= Data =
= = = =
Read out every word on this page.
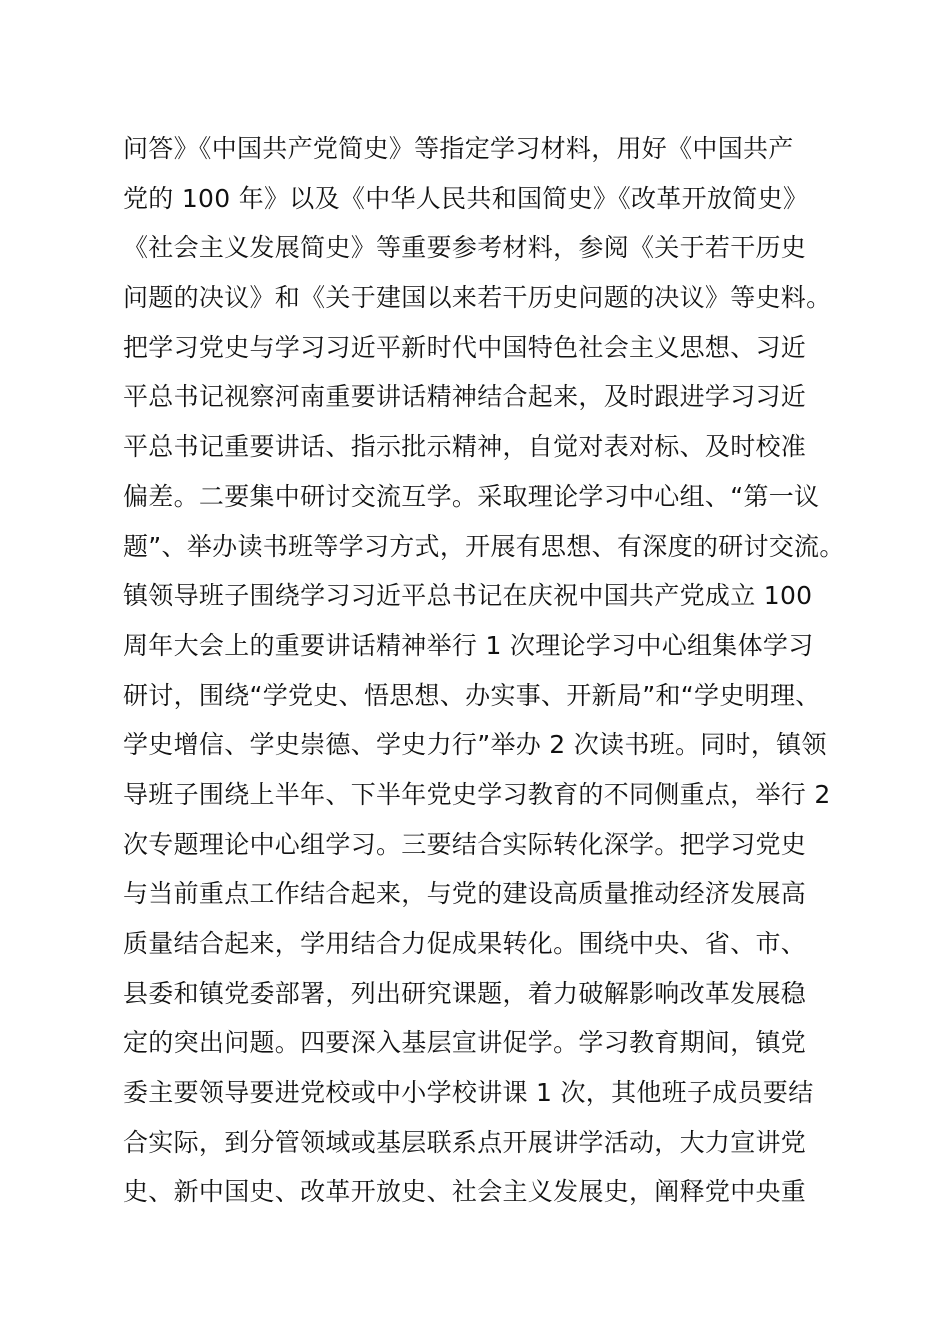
问答》《中国共产党简史》等指定学习材料，用好《中国共产
党的 100 年》以及《中华人民共和国简史》《改革开放简史》
《社会主义发展简史》等重要参考材料，参阅《关于若干历史
问题的决议》和《关于建国以来若干历史问题的决议》等史料。
把学习党史与学习习近平新时代中国特色社会主义思想、习近
平总书记视察河南重要讲话精神结合起来，及时跟进学习习近
平总书记重要讲话、指示批示精神，自觉对表对标、及时校准
偏差。二要集中研讨交流互学。采取理论学习中心组、“第一议
题”、举办读书班等学习方式，开展有思想、有深度的研讨交流。
镇领导班子围绕学习习近平总书记在庆祝中国共产党成立 100
周年大会上的重要讲话精神举行 1 次理论学习中心组集体学习
研讨，围绕“学党史、悟思想、办实事、开新局”和“学史明理、
学史增信、学史崇德、学史力行”举办 2 次读书班。同时，镇领
导班子围绕上半年、下半年党史学习教育的不同侧重点，举行 2
次专题理论中心组学习。三要结合实际转化深学。把学习党史
与当前重点工作结合起来，与党的建设高质量推动经济发展高
质量结合起来，学用结合力促成果转化。围绕中央、省、市、
县委和镇党委部署，列出研究课题，着力破解影响改革发展稳
定的突出问题。四要深入基层宣讲促学。学习教育期间，镇党
委主要领导要进党校或中小学校讲课 1 次，其他班子成员要结
合实际，到分管领域或基层联系点开展讲学活动，大力宣讲党
史、新中国史、改革开放史、社会主义发展史，阐释党中央重
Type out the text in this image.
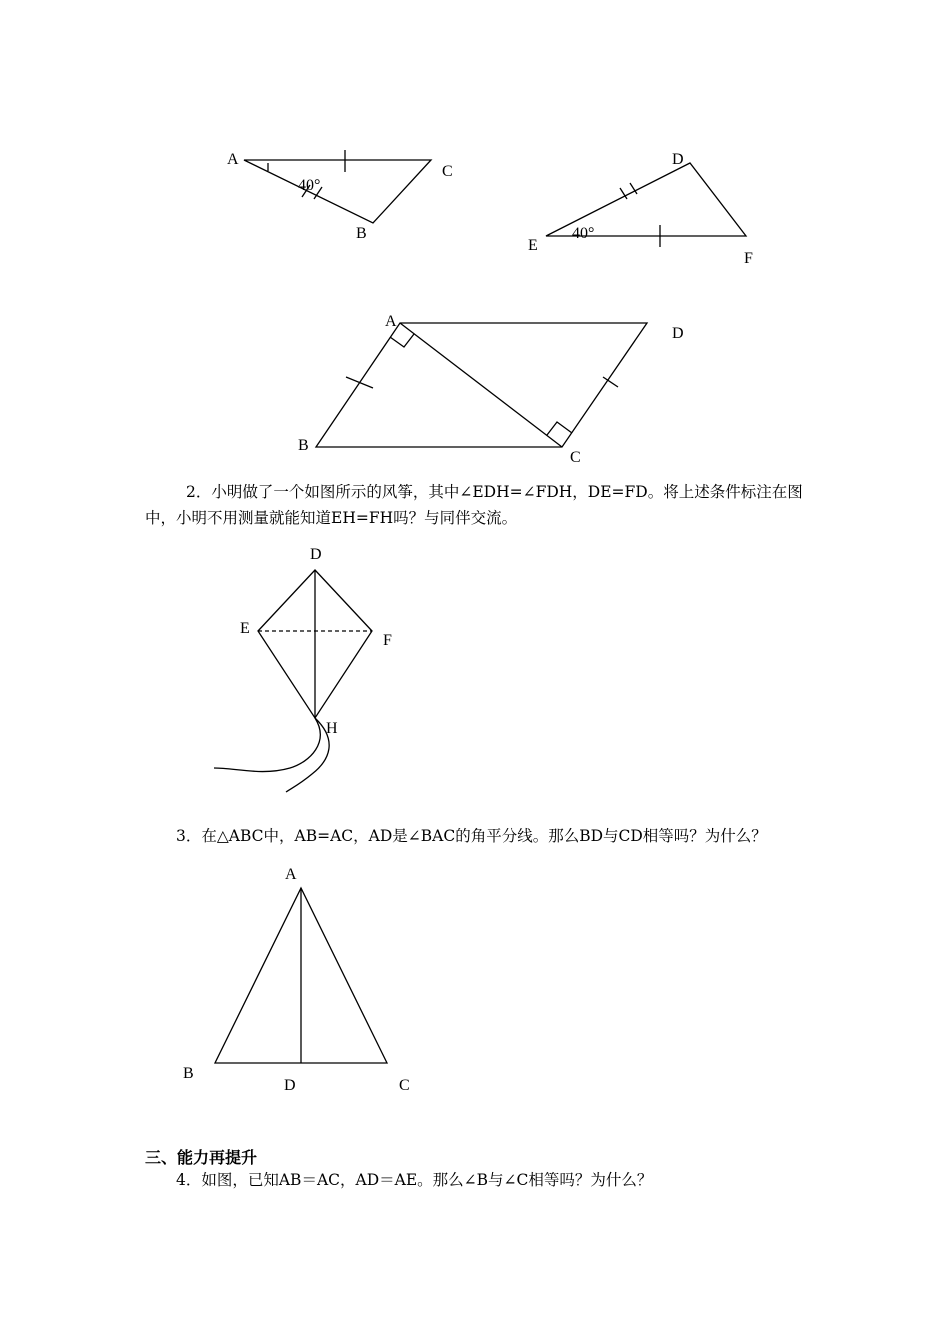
A
C
B
40°
D
E
F
40°
A
D
B
C

2．小明做了一个如图所示的风筝，其中∠EDH=∠FDH，DE=FD。将上述条件标注在图

中，小明不用测量就能知道EH=FH吗？与同伴交流。

D
E
F
H

3．在△ABC中，AB=AC，AD是∠BAC的角平分线。那么BD与CD相等吗？为什么？

A
B
D	C

三、能力再提升

4．如图，已知AB＝AC，AD＝AE。那么∠B与∠C相等吗？为什么？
= = = =
Take the lines from the one containing "Type out the text in this image." through the final line of the listing above and print them exactly, including both ends but no pictures.

= Finished task =
Type out the text in this image.
A
C
B
40°
D
E
F
40°
A
D
B
C

2．小明做了一个如图所示的风筝，其中∠EDH=∠FDH，DE=FD。将上述条件标注在图

中，小明不用测量就能知道EH=FH吗？与同伴交流。

D
E
F
H

3．在△ABC中，AB=AC，AD是∠BAC的角平分线。那么BD与CD相等吗？为什么？

A
B
D	C

三、能力再提升

4．如图，已知AB＝AC，AD＝AE。那么∠B与∠C相等吗？为什么？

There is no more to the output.